Saved data entries
________________________________________

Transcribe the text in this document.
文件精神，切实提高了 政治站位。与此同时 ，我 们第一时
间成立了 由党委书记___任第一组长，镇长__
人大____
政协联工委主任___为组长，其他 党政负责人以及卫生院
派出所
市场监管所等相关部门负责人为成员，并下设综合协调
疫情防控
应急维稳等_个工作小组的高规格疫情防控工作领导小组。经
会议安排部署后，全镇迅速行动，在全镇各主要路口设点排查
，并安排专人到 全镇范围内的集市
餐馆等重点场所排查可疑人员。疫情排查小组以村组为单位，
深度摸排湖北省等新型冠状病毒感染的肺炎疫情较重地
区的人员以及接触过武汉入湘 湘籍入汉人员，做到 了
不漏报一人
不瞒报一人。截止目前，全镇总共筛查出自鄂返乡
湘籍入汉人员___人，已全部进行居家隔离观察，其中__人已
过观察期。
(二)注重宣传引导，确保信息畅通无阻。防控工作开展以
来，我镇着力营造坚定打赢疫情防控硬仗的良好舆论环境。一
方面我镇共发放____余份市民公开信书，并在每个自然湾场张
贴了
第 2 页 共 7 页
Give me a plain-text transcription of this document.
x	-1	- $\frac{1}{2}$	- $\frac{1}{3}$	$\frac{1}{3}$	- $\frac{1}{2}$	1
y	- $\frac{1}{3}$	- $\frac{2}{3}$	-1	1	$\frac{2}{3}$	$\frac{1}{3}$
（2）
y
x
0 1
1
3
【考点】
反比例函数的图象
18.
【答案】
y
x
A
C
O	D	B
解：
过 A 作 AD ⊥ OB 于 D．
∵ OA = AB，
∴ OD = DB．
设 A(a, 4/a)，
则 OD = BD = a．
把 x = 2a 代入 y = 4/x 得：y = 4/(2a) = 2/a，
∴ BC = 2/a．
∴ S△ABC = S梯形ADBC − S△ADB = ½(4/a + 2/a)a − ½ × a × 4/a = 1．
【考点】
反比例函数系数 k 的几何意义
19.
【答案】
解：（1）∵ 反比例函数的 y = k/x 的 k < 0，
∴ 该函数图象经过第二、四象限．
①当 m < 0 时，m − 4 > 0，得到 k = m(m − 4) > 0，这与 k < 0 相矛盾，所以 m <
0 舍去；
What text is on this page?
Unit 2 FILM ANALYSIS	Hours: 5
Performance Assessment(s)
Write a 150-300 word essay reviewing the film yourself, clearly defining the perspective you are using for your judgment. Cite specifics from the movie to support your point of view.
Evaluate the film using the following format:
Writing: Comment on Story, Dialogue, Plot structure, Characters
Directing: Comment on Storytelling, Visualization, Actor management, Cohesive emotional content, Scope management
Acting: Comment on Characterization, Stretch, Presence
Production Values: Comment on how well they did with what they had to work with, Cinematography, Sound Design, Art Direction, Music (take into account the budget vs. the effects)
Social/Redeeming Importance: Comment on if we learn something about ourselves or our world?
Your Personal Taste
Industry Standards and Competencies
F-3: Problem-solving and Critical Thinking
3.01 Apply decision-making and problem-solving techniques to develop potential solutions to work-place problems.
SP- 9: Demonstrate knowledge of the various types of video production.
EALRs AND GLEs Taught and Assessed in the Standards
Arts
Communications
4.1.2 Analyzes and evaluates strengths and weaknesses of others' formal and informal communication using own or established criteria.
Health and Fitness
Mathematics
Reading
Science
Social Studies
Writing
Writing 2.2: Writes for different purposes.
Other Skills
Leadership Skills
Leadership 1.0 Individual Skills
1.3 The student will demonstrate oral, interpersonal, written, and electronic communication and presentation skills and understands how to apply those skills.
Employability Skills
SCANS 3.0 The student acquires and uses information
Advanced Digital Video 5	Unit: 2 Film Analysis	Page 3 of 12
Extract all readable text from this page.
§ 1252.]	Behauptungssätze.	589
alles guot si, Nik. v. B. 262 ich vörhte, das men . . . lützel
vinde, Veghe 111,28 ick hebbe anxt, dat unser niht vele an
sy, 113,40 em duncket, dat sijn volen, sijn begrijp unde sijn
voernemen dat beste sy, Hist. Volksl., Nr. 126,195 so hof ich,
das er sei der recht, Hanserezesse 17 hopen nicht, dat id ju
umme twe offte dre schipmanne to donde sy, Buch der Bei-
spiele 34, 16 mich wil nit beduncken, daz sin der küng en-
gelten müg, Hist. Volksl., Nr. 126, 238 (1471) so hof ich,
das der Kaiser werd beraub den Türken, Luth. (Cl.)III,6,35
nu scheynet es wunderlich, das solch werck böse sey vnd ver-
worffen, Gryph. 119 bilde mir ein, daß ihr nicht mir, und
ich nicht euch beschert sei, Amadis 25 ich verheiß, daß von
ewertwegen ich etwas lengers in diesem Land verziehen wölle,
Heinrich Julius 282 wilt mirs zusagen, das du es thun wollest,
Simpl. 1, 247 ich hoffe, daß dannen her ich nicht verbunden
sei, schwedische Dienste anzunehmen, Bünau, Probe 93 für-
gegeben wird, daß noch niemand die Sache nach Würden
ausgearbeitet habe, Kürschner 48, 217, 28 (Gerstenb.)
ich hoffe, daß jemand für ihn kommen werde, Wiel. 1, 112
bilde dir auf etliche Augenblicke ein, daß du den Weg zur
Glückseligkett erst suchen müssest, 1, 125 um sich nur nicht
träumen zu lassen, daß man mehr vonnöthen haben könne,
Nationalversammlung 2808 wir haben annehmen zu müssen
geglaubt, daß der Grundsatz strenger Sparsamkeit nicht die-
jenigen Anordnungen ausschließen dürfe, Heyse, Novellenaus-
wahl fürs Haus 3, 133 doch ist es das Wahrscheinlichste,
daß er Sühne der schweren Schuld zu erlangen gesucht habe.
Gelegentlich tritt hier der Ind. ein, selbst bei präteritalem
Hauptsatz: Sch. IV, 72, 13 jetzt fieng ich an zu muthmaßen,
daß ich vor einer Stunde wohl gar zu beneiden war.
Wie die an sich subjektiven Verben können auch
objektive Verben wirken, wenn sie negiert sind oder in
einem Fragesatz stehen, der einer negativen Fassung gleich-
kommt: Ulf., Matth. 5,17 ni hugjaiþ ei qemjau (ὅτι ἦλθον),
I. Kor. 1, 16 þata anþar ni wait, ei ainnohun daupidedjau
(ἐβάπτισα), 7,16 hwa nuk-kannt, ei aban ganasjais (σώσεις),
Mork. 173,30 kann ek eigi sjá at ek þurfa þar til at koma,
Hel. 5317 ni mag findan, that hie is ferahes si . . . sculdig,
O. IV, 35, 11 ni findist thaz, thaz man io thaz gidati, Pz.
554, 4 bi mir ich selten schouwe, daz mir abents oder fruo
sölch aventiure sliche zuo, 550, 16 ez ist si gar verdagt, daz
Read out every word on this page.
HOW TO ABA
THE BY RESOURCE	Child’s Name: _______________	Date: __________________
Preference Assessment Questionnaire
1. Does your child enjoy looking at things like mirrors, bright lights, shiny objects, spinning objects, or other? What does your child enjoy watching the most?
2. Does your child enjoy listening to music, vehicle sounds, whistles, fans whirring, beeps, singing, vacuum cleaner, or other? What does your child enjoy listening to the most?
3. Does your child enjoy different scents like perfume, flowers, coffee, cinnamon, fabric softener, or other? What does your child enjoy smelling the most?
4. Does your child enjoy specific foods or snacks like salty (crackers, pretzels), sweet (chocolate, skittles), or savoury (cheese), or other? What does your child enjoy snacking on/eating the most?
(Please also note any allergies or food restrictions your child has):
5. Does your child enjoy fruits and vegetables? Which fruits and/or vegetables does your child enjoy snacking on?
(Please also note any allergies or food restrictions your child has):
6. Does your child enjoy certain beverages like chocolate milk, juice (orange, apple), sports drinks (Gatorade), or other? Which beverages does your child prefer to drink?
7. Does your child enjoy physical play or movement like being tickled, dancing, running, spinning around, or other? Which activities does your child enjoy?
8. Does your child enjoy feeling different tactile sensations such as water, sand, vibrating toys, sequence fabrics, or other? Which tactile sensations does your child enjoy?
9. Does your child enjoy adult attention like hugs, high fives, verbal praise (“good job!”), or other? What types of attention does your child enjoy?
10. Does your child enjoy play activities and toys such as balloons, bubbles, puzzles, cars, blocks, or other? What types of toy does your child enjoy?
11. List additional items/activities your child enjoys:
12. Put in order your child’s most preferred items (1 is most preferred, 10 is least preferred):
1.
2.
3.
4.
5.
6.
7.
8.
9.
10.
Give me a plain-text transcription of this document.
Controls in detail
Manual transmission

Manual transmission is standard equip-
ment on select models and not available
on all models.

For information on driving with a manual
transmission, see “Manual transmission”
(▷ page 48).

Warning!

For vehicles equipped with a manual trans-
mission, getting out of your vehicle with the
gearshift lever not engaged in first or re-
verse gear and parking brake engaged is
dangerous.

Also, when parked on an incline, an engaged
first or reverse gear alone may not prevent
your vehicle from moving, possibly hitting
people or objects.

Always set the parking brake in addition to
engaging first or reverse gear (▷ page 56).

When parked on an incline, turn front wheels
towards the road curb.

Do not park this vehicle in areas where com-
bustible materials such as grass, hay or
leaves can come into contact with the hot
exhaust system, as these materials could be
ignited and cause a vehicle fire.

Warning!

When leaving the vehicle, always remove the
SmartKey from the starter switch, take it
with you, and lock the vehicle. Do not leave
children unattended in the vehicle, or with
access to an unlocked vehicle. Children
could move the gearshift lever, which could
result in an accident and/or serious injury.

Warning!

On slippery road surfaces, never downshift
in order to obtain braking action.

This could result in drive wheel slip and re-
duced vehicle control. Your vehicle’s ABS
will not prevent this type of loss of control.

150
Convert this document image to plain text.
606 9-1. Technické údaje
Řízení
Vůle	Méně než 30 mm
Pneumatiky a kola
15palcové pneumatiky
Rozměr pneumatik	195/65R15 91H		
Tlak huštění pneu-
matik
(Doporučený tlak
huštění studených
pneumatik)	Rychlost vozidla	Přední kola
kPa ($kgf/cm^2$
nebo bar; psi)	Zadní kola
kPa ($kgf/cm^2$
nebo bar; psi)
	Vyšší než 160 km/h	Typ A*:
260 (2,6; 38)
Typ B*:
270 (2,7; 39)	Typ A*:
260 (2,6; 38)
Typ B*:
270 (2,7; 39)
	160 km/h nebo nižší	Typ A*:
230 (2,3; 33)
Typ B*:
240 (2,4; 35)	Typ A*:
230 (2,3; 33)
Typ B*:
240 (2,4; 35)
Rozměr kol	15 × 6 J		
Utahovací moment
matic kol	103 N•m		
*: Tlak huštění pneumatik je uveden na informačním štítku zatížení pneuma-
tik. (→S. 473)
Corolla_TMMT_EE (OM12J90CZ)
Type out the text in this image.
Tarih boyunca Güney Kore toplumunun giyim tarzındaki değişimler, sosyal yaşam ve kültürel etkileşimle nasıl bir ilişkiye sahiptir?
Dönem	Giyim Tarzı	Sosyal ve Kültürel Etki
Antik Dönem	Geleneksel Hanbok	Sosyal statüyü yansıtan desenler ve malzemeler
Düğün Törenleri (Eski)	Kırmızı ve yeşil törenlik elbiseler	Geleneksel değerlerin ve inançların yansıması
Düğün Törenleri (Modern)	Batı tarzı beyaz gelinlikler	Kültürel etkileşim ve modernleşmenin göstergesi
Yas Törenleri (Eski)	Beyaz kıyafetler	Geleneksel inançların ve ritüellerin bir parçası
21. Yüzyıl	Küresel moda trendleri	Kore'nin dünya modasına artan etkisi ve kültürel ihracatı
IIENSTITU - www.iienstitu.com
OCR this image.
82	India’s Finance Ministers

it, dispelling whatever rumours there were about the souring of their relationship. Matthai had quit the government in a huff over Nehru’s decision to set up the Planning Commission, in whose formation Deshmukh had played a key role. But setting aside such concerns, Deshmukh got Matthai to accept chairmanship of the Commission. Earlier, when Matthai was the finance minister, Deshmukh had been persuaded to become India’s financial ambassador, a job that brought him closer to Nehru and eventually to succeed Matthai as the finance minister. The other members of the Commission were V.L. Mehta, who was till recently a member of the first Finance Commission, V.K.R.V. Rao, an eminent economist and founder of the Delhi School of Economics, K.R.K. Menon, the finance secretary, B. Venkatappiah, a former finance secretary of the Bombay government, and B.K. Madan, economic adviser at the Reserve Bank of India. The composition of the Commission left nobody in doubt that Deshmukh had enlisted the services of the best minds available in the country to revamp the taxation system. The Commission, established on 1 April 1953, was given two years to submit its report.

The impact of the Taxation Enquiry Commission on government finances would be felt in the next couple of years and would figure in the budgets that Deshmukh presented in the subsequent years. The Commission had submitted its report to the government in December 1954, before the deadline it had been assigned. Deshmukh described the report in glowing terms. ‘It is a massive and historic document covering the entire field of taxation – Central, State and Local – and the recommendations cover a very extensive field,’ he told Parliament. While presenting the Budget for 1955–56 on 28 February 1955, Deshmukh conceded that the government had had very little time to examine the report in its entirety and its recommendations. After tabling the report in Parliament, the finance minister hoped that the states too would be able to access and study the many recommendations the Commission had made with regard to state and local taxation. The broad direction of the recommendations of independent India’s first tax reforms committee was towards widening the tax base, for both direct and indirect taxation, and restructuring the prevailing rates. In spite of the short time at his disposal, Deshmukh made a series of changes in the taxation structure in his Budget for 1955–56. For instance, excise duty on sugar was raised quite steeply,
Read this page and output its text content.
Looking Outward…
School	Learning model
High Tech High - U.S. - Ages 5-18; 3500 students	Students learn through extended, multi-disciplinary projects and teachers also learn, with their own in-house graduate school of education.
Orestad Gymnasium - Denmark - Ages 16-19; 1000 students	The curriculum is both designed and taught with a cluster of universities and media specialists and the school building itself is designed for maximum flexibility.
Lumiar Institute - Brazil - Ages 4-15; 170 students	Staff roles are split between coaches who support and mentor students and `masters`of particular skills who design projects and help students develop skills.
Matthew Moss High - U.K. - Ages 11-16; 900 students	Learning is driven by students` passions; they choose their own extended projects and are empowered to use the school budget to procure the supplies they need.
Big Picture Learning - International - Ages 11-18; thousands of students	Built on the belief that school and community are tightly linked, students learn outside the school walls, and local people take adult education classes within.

________________________________________

▸ Brief: Using the listing above, locate the lines that hold "information" and copy each one.

▸ Task solution:
SCANS 3.0 The student acquires and uses information
For information on driving with a manual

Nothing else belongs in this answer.